## Extracted text:
Because of these design decisions both Go and Dlang are anomaly for fast compilation. Dlang in particular is notably more powerful and expressive compared to C++ and Rust even with its unique hybrid GC and non-GC compilation.
In automotive industry it's considered a breakthrough and game changing achievement if you have a fast transmission for seamless auto and manual transmission such as found in the latest Koenigsegg hypercar [1]. In programming industry however, nobody seems to care. Walter Bright the designer of Dlang has background in mechanical engineering and it shows.
[1] Engage Shift System: Koenigsegg new hybrid manual and automatic gearbox in CC850:
It isn't an anomaly, it was pretty standard during the 1990's, until C and C++ took over all other compiled languages, followed by a whole generation educated in scripting languages.
Because Russt and Swift are doing much more work than a C compiler would? The analysis necessary for the borrow checker is not free, likewise with a lot of other compile-time checks in both languages. C can be fast because it effectively does no compile-time checking of things beyond basic syntax so you can call foo(char) with foo(int) and other unholy things.
That’s not a good example. Foo(int) is analyzed by compiler and a type conversion is inserted.
The language spec might be bad, but this isn’t letting the compiler cut corners.
The borrow checker is usually a blip on the overall graph of compilation time.
The overall principle is sound though: it's true that doing some work is more than doing no work. But the borrow checker and other safety checks are not the root of compile time performance in Rust.
While the borrow checker is one big difference, it's certainly not the only thing the rust compiler offers on top of C that takes more work.
Stuff like inserting bounds checking puts more work on the optimization passes and codegen backend as it simply has to deal with more instructions. And that then puts more symbols and larger sections in the input to the linker, slowing that down. Even if the frontend "proves" it's unnecessary that calculation isn't free. Many of those features are related to "safety" due to the goals of the language. I doubt the syntax itself really makes much of a difference as the parser isn't normally high on the profiled times either.
Generally it provides stricter checks that are normally punted to a linter tool in the c/c++ world - and nobody has accused clang-tidy of being fast :P
It truly is not about bounds checks. Index lookups are rare in practical Rust code, and the amount of code generated from them is miniscule.

## What to work on:
1 - Answer these about the discussion of compile times:
(a) What background does the discussion say Walter Bright has?
(b) Which Koenigsegg model has the hybrid manual and automatic gearbox named in the footnote?
(c) Which linter tool does one comment say nobody has accused of being fast?
2 - Give the next few comments of the discussion of compile times, picking up after the last comment shown.

## Provided information:
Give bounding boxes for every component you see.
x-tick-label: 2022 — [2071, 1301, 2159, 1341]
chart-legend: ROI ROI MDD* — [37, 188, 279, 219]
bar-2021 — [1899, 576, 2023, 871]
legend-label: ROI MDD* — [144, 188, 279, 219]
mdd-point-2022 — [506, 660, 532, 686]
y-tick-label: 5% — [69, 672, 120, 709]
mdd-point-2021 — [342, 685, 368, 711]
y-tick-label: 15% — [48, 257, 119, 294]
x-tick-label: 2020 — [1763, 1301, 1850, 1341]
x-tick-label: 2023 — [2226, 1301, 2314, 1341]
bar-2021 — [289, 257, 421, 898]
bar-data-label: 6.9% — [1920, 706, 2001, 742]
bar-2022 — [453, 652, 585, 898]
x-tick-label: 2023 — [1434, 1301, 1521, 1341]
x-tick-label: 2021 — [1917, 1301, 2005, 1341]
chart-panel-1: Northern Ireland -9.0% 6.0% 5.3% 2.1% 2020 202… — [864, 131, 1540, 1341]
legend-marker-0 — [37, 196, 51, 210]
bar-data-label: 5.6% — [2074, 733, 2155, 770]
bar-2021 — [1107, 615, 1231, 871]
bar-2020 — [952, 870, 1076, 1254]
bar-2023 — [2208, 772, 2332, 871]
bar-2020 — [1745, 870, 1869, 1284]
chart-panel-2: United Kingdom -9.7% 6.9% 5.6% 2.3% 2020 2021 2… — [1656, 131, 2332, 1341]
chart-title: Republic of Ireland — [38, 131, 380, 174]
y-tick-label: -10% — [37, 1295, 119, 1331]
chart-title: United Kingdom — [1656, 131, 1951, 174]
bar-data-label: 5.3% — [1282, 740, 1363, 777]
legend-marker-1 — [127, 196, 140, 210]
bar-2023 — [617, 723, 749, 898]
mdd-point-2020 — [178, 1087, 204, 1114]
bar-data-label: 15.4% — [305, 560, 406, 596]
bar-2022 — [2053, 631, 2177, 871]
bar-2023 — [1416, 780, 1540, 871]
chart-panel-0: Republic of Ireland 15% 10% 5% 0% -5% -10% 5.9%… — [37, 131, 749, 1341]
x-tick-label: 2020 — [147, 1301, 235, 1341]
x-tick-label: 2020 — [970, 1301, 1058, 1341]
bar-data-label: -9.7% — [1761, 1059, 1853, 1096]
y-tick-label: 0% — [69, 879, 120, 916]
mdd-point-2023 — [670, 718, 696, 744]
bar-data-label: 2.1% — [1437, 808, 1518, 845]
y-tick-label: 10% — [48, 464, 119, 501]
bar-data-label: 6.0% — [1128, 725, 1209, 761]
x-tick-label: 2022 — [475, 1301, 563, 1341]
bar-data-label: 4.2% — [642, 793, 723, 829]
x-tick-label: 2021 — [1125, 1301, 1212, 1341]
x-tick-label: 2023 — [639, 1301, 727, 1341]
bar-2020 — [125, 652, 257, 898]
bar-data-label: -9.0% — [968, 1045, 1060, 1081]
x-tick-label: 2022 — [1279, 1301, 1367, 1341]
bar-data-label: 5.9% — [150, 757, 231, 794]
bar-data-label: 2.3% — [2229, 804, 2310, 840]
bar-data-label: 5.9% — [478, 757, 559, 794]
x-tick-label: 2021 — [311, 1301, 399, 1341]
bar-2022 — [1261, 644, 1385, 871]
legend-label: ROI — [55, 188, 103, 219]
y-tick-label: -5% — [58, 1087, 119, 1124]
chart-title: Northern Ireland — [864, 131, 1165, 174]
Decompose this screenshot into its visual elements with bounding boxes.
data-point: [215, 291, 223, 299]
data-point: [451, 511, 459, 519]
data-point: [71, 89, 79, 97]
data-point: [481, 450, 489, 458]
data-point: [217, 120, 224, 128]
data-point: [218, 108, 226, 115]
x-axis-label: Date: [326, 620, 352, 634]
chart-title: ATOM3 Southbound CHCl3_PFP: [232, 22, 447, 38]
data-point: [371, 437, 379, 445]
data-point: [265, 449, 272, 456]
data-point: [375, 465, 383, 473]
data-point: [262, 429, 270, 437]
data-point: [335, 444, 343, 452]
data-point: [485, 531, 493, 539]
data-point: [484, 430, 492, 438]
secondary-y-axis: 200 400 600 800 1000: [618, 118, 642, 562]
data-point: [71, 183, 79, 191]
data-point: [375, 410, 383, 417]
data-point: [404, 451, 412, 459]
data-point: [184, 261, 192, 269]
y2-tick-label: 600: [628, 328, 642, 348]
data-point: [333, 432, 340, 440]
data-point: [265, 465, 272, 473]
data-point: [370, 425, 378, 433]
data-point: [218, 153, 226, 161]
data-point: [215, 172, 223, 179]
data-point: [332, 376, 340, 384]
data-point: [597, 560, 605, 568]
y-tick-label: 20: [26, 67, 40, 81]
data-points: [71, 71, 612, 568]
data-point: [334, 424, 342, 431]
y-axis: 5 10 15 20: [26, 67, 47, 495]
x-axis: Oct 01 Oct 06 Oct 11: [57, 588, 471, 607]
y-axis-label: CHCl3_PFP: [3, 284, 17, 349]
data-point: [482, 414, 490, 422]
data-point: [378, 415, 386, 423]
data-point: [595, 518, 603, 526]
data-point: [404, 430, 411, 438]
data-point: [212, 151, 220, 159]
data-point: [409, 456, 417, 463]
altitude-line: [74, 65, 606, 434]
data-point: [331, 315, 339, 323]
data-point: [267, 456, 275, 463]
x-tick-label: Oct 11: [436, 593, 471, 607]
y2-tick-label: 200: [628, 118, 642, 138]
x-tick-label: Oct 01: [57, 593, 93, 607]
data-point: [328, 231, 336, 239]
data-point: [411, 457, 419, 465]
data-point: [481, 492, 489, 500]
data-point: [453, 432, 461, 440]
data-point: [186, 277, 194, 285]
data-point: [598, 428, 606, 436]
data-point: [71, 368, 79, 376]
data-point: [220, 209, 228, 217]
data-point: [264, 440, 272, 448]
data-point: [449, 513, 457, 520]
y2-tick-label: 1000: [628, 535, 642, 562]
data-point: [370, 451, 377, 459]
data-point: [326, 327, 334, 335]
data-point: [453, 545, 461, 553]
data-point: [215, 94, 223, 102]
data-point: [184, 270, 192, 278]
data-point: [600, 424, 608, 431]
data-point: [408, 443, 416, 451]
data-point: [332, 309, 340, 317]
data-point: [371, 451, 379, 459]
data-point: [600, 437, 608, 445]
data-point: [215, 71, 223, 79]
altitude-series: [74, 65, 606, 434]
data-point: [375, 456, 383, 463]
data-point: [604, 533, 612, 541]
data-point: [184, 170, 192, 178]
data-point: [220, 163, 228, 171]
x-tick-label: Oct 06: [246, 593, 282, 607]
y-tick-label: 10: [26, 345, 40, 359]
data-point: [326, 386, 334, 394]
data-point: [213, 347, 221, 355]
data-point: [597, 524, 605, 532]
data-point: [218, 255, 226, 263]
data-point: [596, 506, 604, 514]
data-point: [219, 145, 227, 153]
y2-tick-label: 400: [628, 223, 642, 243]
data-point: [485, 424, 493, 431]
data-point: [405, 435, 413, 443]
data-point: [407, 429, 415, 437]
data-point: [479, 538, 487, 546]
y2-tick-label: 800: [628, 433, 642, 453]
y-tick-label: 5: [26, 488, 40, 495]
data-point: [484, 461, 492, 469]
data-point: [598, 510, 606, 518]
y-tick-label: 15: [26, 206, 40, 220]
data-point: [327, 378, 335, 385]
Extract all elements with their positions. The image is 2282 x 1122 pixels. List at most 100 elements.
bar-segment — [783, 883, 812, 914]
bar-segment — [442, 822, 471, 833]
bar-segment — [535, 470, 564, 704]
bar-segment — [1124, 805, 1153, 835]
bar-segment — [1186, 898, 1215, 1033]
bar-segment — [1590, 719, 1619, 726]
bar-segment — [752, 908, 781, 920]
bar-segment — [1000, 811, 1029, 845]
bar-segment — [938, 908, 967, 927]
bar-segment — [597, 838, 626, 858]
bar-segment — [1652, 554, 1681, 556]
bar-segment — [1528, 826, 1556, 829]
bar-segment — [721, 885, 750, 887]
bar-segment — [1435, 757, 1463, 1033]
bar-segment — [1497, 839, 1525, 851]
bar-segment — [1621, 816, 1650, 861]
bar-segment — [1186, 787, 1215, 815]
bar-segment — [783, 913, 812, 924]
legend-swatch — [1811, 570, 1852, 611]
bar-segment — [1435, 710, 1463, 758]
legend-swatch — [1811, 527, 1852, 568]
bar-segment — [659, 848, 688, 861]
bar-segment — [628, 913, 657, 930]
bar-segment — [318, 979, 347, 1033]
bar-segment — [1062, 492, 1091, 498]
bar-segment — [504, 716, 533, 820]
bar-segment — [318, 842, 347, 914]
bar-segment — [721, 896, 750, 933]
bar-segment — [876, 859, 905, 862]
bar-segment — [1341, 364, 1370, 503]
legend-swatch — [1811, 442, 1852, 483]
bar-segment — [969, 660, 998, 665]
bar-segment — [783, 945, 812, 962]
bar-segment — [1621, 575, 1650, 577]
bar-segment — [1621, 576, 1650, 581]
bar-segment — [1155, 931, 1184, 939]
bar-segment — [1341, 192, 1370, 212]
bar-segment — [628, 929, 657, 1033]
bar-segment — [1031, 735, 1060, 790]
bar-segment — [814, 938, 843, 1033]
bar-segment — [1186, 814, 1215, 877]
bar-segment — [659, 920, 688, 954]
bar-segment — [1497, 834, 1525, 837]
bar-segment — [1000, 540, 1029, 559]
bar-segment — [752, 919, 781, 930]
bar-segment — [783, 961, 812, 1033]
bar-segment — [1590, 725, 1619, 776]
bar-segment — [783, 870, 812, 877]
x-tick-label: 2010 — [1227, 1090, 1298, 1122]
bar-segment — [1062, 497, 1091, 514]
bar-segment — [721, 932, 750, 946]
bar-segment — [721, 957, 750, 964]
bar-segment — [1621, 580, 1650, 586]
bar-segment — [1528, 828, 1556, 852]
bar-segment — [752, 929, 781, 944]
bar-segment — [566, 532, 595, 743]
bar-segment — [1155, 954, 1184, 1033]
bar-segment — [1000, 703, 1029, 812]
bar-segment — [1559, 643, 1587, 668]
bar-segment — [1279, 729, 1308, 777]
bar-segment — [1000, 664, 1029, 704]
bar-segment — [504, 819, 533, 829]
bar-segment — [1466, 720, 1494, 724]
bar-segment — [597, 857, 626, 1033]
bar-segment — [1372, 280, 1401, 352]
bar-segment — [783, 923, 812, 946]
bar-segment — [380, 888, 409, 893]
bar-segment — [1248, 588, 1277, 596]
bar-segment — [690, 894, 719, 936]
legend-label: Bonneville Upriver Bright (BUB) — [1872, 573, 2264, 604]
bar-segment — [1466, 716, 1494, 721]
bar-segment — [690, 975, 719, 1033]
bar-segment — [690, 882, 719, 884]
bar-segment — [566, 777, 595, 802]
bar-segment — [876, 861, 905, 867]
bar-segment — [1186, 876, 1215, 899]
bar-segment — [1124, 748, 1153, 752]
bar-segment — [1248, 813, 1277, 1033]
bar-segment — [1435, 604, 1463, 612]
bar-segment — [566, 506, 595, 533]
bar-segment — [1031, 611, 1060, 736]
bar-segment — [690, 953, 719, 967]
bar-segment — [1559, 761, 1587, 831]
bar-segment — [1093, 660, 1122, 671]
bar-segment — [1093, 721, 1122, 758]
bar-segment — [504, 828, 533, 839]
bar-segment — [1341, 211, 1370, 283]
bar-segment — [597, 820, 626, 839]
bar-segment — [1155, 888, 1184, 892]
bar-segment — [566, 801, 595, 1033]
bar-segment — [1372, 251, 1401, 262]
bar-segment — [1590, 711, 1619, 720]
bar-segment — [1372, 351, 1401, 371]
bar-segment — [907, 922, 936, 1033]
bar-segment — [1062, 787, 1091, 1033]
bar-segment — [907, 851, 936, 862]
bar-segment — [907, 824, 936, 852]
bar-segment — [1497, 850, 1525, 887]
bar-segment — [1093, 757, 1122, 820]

## Exercise responses:
1 -
(a) Mechanical engineering.
(b) The CC850.
(c) Clang-tidy.

2 -
But it _is_ about the sheer volume of stuff passed to LLVM, as you say, which comes from a couple of places, mostly related to monomorphization (generics), but also many calls to tiny inlined functions. Incidentally, this is also what makes many "modern" C++ projects slow to compile.
In my experience, similarly sized Rust and C++ projects seem to see similar compilation times. Sometimes C++ wins due to better parallelization (translation units in Rust are crates, not source files).
These languages do more at compile time, yes. However, I learned from Ryan's discord server that he did a unity build in a C++ codebase and got similar results (just a few seconds slower than the C code). Also, you could see in the article that most of the time was being spent in LLVM and linking. With a unity build, you nearly cut out link step entirely. Rust and Swift do some sophisticated things (hinley-milner, generics, etc.) but I have my doubts that those things cause the most slowdown.
This explanation gets repeated over and over again in discussions about the speed of the Rust compiler, but apart from rare pathological cases, the majority of time in a release build is not spent doing compile-time checks, but in LLVM. Rust has zero-cost abstractions, but the zero-cost refers to runtime, sadly there's a lot of junk generated at compile-time that LLVM has to work to remove. Which is does, very well, but at cost of slower compilation.
Probably, but it's the kind of thing that needs a lot of fairly significant overhauls in the compiler architecture to really move the needle on, as far as I understand.
You can address the junk problem manually by having generic functions delegate as much of their work as possible to non-generic or "less" generic functions (Where a "less" generic function is one that depends only on a known subset of type traits, such as size or alignment. Then delegating can help the compiler generate fewer redundant copies of your code, even if it can't avoid code monomorphization altogether.)
I believe the specific advice they're referring to has been stable for a while. You take your generic function & split it into a thin generic wrapper, and a non-generic worker.
As an example, say your function takes anything that can be turned into a String. You'd write a generic wrapper that does the ToString step, then change the existing function to just take a String. That way when your function is called, only the thin outer function is monomorphised, and the bulk of the work is a single implementation.
It's not _that_ commonly known, as it only becomes a problem for a library that becomes popular.
Well, zero-cost abstractions are still abstractions. It’s not junk per-se, but things that will be optimized out if the IR has enough information to safely do so, so basically lots of extra metadata to actually prove to LLVM that these things are safe.
> makes me wonder why other languages like Rust and Swift can't just do something similar to achieve similar speeds.
One of the primary features of Rust is the extensive compile-time checking. Monomorphization is also a complex operation, which is not exclusive to Rust.
C compile times should be very fast because it's a relatively low-level language.
On the grand scale of programming languages and their compile-time complexity, C code is closer to assembly language than modern languages like Rust or Swift.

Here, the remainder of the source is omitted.